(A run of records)
○ ○ ○ ○ ○
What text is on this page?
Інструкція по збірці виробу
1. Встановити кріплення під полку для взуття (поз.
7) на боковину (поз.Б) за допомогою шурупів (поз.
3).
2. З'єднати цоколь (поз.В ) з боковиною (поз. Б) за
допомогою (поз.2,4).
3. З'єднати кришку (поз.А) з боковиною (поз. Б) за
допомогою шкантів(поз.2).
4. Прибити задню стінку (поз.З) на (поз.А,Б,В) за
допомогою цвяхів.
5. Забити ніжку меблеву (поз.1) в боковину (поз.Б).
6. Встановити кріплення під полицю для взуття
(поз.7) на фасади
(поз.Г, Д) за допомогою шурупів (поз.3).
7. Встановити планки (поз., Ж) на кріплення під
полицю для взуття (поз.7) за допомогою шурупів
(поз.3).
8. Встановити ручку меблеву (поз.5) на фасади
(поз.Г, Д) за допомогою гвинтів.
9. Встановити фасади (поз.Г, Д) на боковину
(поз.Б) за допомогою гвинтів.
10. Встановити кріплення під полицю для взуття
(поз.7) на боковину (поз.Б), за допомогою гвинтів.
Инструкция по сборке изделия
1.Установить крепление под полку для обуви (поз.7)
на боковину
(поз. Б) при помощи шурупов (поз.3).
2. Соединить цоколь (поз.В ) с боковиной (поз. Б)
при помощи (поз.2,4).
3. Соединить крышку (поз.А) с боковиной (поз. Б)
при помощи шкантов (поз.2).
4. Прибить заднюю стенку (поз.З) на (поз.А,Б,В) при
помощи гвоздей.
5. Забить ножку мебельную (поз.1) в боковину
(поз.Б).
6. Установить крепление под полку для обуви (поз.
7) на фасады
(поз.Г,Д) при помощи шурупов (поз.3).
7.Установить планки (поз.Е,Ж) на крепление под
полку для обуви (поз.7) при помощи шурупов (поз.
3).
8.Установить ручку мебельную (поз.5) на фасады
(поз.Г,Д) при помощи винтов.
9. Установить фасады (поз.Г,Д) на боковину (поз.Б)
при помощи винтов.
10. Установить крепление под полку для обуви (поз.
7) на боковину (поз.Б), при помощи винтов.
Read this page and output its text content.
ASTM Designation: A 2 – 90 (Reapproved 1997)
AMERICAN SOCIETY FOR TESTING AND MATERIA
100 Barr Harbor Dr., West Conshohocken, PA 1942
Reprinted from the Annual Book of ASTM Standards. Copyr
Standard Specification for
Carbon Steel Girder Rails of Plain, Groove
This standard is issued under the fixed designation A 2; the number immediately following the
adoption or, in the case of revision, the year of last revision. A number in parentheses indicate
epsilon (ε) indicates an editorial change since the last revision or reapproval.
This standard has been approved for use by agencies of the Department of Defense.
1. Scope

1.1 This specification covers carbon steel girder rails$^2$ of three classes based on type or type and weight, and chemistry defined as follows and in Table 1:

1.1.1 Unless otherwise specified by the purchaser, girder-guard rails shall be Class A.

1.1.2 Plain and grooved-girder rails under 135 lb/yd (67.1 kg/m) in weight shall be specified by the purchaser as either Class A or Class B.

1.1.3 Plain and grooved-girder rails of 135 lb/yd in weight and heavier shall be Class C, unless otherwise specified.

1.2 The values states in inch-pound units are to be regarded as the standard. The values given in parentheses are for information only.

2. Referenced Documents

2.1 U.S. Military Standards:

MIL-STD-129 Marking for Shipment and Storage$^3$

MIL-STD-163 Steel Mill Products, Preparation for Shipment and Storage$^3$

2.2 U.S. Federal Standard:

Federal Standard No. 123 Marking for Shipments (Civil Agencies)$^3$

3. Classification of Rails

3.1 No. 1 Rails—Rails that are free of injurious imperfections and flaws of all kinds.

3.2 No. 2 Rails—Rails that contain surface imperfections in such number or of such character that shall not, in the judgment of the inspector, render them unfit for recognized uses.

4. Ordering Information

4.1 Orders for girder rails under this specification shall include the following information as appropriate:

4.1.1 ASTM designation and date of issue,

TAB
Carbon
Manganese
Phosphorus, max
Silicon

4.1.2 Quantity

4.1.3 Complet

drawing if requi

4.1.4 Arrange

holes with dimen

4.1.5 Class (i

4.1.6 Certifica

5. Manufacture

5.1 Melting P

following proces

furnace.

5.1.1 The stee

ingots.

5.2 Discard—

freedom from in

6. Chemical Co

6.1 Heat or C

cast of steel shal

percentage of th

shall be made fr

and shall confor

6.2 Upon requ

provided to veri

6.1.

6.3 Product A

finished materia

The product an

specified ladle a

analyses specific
○ ○ ○ ○ ○
▶ What to work on
Copy every line in the entries above that has the string "мебельную" in it.

▶ Task solution
5. Забить ножку мебельную (поз.1) в боковину
8.Установить ручку мебельную (поз.5) на фасады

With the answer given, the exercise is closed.